• **Exercise aim**
Quote the whole listing verbatim.
==== Data for this task
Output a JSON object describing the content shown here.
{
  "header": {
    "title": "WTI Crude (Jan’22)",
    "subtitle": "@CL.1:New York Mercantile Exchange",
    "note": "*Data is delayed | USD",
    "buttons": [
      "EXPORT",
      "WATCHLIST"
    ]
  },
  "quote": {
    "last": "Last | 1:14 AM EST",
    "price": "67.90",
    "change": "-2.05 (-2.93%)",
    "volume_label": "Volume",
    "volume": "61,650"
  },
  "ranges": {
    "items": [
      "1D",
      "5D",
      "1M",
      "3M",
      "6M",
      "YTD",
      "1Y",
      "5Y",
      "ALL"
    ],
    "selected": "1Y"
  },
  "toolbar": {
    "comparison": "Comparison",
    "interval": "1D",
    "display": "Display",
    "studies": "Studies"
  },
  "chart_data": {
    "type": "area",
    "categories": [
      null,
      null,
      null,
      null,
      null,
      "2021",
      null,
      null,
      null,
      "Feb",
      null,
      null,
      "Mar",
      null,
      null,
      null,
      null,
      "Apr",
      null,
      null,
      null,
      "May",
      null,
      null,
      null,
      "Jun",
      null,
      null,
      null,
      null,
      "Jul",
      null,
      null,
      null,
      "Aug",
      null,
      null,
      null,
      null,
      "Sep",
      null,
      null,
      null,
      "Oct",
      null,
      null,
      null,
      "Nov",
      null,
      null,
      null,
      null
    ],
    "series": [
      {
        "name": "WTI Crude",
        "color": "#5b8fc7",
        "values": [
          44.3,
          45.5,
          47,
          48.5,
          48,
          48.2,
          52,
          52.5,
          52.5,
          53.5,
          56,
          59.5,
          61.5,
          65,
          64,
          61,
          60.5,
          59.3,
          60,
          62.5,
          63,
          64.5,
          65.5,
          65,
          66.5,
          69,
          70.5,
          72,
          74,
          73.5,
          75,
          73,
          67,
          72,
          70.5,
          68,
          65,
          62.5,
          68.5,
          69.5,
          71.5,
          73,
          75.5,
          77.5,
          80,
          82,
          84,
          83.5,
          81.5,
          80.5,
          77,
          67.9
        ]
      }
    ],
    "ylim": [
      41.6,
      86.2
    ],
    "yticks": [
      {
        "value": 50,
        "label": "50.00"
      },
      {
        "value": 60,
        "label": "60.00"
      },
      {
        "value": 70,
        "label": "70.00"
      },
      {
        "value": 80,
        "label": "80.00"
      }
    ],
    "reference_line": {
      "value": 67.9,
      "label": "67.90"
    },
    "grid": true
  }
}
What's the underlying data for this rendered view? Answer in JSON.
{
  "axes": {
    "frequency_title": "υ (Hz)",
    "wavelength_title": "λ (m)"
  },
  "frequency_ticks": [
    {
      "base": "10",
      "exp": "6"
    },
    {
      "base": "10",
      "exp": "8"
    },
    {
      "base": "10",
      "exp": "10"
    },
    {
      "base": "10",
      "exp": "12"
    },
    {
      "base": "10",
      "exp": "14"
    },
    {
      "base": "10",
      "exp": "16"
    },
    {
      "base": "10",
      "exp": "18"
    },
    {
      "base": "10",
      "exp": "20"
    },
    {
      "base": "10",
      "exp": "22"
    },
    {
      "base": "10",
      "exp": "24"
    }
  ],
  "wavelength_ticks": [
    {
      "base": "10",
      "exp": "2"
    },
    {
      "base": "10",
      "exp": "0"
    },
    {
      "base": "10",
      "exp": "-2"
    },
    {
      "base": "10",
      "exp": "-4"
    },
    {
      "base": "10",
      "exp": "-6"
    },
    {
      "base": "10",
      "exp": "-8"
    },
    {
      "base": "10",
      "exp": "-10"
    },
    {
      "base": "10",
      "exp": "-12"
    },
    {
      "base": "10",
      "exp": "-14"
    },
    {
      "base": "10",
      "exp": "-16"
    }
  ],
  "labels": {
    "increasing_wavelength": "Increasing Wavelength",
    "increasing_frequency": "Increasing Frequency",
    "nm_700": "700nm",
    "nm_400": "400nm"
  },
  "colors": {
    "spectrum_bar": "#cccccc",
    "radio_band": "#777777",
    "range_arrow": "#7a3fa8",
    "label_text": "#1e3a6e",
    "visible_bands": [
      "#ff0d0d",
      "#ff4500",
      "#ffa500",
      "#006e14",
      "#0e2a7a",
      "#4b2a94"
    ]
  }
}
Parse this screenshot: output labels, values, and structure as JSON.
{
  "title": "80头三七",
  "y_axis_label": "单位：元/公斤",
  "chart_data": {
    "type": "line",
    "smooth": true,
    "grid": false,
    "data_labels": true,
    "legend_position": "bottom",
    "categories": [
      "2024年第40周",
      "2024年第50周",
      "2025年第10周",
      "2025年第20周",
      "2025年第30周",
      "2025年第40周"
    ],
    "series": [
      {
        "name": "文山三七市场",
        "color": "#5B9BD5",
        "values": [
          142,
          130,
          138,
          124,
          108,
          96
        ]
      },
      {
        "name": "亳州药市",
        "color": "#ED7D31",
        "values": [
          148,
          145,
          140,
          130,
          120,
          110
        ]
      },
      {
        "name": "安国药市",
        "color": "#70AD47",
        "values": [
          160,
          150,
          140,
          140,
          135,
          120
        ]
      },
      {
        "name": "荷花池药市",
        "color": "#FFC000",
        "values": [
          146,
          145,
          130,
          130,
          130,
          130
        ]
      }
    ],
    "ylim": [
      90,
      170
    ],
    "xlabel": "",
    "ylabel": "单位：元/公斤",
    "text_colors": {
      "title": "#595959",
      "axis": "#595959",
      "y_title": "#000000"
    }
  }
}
========
• **Response**
Output a JSON object describing the content shown here.
{
  "header": {
    "title": "WTI Crude (Jan’22)",
    "subtitle": "@CL.1:New York Mercantile Exchange",
    "note": "*Data is delayed | USD",
    "buttons": [
      "EXPORT",
      "WATCHLIST"
    ]
  },
  "quote": {
    "last": "Last | 1:14 AM EST",
    "price": "67.90",
    "change": "-2.05 (-2.93%)",
    "volume_label": "Volume",
    "volume": "61,650"
  },
  "ranges": {
    "items": [
      "1D",
      "5D",
      "1M",
      "3M",
      "6M",
      "YTD",
      "1Y",
      "5Y",
      "ALL"
    ],
    "selected": "1Y"
  },
  "toolbar": {
    "comparison": "Comparison",
    "interval": "1D",
    "display": "Display",
    "studies": "Studies"
  },
  "chart_data": {
    "type": "area",
    "categories": [
      null,
      null,
      null,
      null,
      null,
      "2021",
      null,
      null,
      null,
      "Feb",
      null,
      null,
      "Mar",
      null,
      null,
      null,
      null,
      "Apr",
      null,
      null,
      null,
      "May",
      null,
      null,
      null,
      "Jun",
      null,
      null,
      null,
      null,
      "Jul",
      null,
      null,
      null,
      "Aug",
      null,
      null,
      null,
      null,
      "Sep",
      null,
      null,
      null,
      "Oct",
      null,
      null,
      null,
      "Nov",
      null,
      null,
      null,
      null
    ],
    "series": [
      {
        "name": "WTI Crude",
        "color": "#5b8fc7",
        "values": [
          44.3,
          45.5,
          47,
          48.5,
          48,
          48.2,
          52,
          52.5,
          52.5,
          53.5,
          56,
          59.5,
          61.5,
          65,
          64,
          61,
          60.5,
          59.3,
          60,
          62.5,
          63,
          64.5,
          65.5,
          65,
          66.5,
          69,
          70.5,
          72,
          74,
          73.5,
          75,
          73,
          67,
          72,
          70.5,
          68,
          65,
          62.5,
          68.5,
          69.5,
          71.5,
          73,
          75.5,
          77.5,
          80,
          82,
          84,
          83.5,
          81.5,
          80.5,
          77,
          67.9
        ]
      }
    ],
    "ylim": [
      41.6,
      86.2
    ],
    "yticks": [
      {
        "value": 50,
        "label": "50.00"
      },
      {
        "value": 60,
        "label": "60.00"
      },
      {
        "value": 70,
        "label": "70.00"
      },
      {
        "value": 80,
        "label": "80.00"
      }
    ],
    "reference_line": {
      "value": 67.9,
      "label": "67.90"
    },
    "grid": true
  }
}
What's the underlying data for this rendered view? Answer in JSON.
{
  "axes": {
    "frequency_title": "υ (Hz)",
    "wavelength_title": "λ (m)"
  },
  "frequency_ticks": [
    {
      "base": "10",
      "exp": "6"
    },
    {
      "base": "10",
      "exp": "8"
    },
    {
      "base": "10",
      "exp": "10"
    },
    {
      "base": "10",
      "exp": "12"
    },
    {
      "base": "10",
      "exp": "14"
    },
    {
      "base": "10",
      "exp": "16"
    },
    {
      "base": "10",
      "exp": "18"
    },
    {
      "base": "10",
      "exp": "20"
    },
    {
      "base": "10",
      "exp": "22"
    },
    {
      "base": "10",
      "exp": "24"
    }
  ],
  "wavelength_ticks": [
    {
      "base": "10",
      "exp": "2"
    },
    {
      "base": "10",
      "exp": "0"
    },
    {
      "base": "10",
      "exp": "-2"
    },
    {
      "base": "10",
      "exp": "-4"
    },
    {
      "base": "10",
      "exp": "-6"
    },
    {
      "base": "10",
      "exp": "-8"
    },
    {
      "base": "10",
      "exp": "-10"
    },
    {
      "base": "10",
      "exp": "-12"
    },
    {
      "base": "10",
      "exp": "-14"
    },
    {
      "base": "10",
      "exp": "-16"
    }
  ],
  "labels": {
    "increasing_wavelength": "Increasing Wavelength",
    "increasing_frequency": "Increasing Frequency",
    "nm_700": "700nm",
    "nm_400": "400nm"
  },
  "colors": {
    "spectrum_bar": "#cccccc",
    "radio_band": "#777777",
    "range_arrow": "#7a3fa8",
    "label_text": "#1e3a6e",
    "visible_bands": [
      "#ff0d0d",
      "#ff4500",
      "#ffa500",
      "#006e14",
      "#0e2a7a",
      "#4b2a94"
    ]
  }
}
Parse this screenshot: output labels, values, and structure as JSON.
{
  "title": "80头三七",
  "y_axis_label": "单位：元/公斤",
  "chart_data": {
    "type": "line",
    "smooth": true,
    "grid": false,
    "data_labels": true,
    "legend_position": "bottom",
    "categories": [
      "2024年第40周",
      "2024年第50周",
      "2025年第10周",
      "2025年第20周",
      "2025年第30周",
      "2025年第40周"
    ],
    "series": [
      {
        "name": "文山三七市场",
        "color": "#5B9BD5",
        "values": [
          142,
          130,
          138,
          124,
          108,
          96
        ]
      },
      {
        "name": "亳州药市",
        "color": "#ED7D31",
        "values": [
          148,
          145,
          140,
          130,
          120,
          110
        ]
      },
      {
        "name": "安国药市",
        "color": "#70AD47",
        "values": [
          160,
          150,
          140,
          140,
          135,
          120
        ]
      },
      {
        "name": "荷花池药市",
        "color": "#FFC000",
        "values": [
          146,
          145,
          130,
          130,
          130,
          130
        ]
      }
    ],
    "ylim": [
      90,
      170
    ],
    "xlabel": "",
    "ylabel": "单位：元/公斤",
    "text_colors": {
      "title": "#595959",
      "axis": "#595959",
      "y_title": "#000000"
    }
  }
}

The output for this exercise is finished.